◆ Your instructions
Rewrite the records from the first line through the line containing "post-thumbnail[interactable] <box>921 262", replacing "Read more" with "Continue reading" and changing nothing else.

◆ Records to use
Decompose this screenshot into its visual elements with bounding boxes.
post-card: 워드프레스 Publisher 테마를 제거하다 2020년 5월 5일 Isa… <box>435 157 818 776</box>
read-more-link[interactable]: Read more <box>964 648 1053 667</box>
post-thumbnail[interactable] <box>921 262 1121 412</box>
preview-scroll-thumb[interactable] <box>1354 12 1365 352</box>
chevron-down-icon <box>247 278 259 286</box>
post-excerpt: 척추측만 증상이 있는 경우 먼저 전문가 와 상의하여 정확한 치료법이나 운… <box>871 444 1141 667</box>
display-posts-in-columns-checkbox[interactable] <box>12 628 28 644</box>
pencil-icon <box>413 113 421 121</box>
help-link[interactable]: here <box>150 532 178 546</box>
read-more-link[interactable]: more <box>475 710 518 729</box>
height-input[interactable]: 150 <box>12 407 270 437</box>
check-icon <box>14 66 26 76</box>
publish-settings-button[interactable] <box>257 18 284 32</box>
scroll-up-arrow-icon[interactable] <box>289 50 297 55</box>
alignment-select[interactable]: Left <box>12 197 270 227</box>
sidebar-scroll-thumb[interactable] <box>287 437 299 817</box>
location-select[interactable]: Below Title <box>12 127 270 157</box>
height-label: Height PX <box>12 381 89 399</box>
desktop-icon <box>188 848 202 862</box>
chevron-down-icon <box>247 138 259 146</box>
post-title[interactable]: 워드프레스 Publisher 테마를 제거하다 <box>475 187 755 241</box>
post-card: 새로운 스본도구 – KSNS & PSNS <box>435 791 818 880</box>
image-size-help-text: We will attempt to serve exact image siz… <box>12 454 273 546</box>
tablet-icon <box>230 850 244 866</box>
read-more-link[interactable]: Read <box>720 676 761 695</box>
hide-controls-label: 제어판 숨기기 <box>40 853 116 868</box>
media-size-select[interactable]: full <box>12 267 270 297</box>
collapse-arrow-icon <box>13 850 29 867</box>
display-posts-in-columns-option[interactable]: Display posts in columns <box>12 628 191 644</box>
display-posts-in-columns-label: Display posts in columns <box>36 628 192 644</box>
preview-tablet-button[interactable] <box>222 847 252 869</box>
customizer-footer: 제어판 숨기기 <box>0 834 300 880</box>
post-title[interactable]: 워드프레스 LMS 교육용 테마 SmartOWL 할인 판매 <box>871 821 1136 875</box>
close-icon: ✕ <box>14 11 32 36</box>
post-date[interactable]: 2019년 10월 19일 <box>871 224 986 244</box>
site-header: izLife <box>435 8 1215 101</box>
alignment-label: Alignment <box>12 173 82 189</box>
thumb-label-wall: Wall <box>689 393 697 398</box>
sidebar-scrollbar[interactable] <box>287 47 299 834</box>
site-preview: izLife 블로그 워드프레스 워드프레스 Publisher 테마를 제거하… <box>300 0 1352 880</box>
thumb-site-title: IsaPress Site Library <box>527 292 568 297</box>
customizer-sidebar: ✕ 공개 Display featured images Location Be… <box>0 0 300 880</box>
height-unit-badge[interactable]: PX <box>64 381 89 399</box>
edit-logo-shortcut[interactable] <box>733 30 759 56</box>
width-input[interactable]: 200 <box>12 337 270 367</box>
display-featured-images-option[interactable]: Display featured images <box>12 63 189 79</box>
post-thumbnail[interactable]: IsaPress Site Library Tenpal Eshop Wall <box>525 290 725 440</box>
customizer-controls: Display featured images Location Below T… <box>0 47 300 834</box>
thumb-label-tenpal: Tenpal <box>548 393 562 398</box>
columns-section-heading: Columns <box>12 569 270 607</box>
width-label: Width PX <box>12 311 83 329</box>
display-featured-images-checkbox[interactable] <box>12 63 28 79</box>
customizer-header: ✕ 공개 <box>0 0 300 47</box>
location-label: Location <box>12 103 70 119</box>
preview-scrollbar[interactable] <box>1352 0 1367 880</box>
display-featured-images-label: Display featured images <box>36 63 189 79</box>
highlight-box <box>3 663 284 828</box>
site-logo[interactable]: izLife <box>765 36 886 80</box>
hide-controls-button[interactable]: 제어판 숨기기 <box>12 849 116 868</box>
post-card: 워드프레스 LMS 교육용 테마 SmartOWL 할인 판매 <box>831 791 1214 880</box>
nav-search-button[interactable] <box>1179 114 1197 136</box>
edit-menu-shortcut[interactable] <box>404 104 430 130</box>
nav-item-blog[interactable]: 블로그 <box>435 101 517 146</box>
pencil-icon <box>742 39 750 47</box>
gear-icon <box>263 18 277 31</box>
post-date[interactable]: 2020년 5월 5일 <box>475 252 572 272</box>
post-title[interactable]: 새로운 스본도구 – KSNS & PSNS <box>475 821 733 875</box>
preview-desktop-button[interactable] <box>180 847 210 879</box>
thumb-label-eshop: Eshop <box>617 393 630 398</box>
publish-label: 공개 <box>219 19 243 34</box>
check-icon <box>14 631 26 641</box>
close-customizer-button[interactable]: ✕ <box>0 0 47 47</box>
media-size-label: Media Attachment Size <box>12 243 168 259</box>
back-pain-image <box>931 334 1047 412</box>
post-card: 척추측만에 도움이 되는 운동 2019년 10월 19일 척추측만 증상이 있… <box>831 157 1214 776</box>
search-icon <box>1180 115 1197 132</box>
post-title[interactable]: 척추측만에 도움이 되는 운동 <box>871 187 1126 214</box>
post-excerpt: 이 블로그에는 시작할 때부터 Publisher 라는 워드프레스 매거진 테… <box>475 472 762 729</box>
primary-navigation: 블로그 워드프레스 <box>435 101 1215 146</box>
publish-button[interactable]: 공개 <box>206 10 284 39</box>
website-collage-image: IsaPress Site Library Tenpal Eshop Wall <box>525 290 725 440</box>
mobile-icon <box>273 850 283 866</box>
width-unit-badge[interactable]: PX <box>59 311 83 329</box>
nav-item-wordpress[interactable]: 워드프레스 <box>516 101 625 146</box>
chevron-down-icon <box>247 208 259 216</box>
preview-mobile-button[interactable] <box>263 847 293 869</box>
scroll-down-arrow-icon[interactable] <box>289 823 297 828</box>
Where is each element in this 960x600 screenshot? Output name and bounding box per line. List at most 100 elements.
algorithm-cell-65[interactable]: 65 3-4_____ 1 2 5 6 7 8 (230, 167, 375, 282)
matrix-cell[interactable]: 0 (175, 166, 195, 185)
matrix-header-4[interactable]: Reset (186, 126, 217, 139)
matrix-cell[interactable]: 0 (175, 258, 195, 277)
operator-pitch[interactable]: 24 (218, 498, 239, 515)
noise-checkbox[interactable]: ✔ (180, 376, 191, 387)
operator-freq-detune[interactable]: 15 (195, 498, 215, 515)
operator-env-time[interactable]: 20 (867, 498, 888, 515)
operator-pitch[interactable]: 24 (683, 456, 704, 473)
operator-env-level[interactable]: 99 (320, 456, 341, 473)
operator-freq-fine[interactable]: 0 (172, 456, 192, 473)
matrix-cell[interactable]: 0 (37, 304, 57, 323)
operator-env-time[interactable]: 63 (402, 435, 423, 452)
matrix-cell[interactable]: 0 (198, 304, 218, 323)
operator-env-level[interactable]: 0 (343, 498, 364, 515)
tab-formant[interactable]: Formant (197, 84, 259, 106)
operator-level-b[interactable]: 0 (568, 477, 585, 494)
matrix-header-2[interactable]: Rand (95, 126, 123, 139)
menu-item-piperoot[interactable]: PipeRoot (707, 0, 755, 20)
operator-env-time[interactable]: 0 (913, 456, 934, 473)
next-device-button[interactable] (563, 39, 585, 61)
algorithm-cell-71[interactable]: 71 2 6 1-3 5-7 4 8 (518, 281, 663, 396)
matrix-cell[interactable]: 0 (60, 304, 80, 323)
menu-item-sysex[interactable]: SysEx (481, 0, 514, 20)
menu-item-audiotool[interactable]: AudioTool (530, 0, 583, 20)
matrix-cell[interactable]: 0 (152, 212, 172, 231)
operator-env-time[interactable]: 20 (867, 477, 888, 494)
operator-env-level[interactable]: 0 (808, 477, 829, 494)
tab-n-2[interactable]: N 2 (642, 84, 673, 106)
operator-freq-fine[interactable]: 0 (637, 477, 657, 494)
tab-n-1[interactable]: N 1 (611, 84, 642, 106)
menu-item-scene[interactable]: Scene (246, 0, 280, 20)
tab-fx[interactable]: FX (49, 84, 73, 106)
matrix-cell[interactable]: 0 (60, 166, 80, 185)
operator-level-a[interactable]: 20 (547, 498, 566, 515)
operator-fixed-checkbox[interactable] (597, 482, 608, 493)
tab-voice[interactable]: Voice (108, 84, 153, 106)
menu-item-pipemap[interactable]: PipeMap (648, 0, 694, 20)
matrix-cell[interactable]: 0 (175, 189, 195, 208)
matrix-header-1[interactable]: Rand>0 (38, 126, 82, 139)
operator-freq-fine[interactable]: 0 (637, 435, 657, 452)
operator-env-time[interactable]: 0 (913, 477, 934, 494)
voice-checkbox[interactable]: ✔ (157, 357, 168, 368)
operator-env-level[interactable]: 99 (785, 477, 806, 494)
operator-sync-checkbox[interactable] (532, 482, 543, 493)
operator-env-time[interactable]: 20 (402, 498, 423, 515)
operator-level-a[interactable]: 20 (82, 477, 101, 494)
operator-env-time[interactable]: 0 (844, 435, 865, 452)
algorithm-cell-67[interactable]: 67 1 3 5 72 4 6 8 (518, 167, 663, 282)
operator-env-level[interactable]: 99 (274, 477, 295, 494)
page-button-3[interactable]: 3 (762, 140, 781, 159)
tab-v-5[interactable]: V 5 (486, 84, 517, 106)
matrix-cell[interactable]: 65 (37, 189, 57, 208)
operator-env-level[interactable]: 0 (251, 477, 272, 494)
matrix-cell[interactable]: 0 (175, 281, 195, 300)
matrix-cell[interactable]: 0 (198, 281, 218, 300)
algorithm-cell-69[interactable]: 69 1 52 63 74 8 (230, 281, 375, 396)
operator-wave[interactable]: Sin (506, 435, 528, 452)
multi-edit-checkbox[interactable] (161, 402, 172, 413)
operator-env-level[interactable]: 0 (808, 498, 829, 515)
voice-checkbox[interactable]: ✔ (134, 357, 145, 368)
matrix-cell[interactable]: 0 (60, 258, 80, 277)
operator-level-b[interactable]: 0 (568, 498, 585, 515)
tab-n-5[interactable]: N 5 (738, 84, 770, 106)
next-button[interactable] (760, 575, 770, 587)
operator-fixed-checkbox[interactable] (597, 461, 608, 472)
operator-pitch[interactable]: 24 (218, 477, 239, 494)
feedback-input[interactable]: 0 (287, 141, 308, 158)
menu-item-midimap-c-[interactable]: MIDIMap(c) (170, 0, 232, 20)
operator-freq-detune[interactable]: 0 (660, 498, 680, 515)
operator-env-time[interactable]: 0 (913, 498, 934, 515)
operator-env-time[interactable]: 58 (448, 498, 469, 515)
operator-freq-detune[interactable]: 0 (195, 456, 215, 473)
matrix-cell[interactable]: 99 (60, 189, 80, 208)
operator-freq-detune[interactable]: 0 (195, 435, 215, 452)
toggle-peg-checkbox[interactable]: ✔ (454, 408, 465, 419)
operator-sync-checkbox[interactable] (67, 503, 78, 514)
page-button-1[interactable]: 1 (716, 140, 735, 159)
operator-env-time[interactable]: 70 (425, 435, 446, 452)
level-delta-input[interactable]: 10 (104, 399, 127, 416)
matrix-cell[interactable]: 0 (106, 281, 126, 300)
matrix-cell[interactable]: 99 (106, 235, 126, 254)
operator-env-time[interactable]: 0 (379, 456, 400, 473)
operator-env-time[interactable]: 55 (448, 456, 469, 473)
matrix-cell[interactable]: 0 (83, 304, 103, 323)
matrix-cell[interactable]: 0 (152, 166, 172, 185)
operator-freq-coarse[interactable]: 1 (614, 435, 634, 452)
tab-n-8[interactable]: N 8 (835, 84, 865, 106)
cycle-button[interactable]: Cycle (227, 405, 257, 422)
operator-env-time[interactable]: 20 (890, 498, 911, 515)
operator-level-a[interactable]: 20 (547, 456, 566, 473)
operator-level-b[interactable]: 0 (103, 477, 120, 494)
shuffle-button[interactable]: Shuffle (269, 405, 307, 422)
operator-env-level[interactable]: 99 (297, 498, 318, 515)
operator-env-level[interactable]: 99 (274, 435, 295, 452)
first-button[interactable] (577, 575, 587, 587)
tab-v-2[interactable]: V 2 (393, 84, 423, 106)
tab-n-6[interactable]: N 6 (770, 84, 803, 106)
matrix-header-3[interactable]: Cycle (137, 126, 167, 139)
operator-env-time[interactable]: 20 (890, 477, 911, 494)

◆ Task output
Decompose this screenshot into its visual elements with bounding boxes.
post-card: 워드프레스 Publisher 테마를 제거하다 2020년 5월 5일 Isa… <box>435 157 818 776</box>
read-more-link[interactable]: Continue reading <box>964 648 1053 667</box>
post-thumbnail[interactable] <box>921 262 1121 412</box>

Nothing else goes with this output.